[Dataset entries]
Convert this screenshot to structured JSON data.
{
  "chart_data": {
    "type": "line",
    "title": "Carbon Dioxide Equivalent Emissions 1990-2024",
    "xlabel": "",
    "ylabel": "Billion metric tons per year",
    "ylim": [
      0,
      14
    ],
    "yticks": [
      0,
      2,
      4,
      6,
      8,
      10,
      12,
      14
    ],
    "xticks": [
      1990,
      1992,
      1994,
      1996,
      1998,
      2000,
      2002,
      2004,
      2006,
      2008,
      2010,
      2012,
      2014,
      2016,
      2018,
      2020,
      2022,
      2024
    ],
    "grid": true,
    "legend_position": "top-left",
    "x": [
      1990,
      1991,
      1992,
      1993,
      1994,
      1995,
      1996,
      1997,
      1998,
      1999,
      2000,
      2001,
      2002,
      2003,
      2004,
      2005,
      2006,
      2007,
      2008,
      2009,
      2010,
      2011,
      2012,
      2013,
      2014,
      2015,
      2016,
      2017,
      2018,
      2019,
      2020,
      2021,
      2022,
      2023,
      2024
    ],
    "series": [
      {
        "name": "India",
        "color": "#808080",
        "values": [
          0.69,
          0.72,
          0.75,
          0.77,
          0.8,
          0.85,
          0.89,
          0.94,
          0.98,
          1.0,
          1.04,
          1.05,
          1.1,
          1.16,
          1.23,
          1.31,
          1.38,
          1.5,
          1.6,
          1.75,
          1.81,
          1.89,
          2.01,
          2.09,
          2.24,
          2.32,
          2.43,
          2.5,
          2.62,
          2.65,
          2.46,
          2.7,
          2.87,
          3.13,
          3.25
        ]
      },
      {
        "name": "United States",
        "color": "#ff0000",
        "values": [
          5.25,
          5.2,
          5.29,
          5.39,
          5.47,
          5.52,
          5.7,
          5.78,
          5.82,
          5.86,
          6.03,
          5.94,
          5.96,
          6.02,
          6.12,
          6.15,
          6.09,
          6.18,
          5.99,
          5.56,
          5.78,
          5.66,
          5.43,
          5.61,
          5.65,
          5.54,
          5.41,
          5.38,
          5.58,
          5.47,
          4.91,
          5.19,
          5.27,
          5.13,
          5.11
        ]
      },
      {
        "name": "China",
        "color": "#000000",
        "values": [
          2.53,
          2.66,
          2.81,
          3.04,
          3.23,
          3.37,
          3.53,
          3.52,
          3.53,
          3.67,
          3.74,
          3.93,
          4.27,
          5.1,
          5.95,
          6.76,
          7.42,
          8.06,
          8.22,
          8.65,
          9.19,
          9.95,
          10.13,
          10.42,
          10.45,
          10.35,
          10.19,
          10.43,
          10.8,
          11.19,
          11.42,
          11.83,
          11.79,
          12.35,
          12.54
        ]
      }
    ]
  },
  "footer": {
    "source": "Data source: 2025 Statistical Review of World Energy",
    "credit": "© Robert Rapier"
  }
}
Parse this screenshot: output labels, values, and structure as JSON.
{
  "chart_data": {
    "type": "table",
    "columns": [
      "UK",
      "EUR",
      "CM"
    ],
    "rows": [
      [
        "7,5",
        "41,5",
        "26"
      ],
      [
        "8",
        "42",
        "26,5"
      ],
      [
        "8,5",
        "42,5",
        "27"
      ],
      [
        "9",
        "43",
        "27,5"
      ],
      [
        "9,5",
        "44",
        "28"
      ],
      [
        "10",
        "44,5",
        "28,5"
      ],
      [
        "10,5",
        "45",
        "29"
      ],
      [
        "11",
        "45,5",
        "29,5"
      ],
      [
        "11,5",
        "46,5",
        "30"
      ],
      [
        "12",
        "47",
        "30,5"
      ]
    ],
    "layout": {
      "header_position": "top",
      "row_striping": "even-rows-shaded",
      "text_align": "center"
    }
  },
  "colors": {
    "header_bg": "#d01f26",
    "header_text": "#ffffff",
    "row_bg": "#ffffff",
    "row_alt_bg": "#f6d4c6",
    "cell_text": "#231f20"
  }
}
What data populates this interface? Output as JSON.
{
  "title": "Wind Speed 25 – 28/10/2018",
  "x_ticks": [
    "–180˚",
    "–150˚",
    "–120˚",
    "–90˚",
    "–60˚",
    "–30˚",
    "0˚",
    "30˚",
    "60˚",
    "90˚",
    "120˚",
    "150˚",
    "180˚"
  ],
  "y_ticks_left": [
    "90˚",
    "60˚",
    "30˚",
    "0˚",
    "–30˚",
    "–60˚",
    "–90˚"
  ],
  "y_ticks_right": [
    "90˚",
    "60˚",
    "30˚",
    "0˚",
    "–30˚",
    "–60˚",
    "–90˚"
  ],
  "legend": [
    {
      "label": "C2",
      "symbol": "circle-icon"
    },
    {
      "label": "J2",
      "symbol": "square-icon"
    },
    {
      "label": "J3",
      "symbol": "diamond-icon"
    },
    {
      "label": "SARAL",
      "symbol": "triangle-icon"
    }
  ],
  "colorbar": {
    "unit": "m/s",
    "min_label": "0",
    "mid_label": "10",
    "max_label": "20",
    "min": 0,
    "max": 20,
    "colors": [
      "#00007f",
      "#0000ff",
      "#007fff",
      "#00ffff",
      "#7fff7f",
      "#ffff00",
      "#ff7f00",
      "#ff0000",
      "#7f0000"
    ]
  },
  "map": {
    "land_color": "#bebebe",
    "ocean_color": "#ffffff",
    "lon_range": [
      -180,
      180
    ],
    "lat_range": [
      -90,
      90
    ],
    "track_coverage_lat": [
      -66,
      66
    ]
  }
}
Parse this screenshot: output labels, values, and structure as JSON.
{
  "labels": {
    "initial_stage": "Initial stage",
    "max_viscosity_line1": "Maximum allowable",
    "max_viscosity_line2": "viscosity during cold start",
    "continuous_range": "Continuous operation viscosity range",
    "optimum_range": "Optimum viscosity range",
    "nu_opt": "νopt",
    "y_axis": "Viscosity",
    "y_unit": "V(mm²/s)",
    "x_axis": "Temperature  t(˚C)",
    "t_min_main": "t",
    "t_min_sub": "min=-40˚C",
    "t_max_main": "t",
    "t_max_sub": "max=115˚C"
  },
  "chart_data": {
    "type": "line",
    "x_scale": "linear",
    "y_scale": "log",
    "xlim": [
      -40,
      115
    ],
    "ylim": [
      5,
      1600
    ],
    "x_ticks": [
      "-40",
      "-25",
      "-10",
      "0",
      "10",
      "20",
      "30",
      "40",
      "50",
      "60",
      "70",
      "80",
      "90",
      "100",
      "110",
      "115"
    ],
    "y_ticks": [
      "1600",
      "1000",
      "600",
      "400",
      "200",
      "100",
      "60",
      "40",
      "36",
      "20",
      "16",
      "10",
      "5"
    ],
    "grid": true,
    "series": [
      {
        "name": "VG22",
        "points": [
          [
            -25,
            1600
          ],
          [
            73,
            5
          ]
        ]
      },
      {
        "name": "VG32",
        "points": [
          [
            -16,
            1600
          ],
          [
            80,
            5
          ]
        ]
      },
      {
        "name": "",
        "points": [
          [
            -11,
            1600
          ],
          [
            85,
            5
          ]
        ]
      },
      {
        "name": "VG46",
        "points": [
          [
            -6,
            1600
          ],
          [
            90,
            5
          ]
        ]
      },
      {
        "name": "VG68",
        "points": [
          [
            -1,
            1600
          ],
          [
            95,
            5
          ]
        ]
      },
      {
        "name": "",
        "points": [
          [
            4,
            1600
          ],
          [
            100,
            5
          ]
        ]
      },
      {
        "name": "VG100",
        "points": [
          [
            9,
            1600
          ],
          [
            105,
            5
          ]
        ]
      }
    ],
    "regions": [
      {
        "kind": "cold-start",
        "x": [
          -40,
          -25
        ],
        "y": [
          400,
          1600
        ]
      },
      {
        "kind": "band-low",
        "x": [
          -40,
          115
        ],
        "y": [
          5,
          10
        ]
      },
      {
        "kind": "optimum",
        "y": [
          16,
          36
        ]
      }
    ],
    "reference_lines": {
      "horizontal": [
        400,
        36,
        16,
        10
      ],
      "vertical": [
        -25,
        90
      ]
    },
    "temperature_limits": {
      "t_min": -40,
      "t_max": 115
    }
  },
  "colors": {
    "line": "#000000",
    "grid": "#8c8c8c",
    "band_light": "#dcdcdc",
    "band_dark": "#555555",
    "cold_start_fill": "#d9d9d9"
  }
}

# Prompt
Your answer should be one number: how many lines in the material above contain the string "title".

# Complete answer
2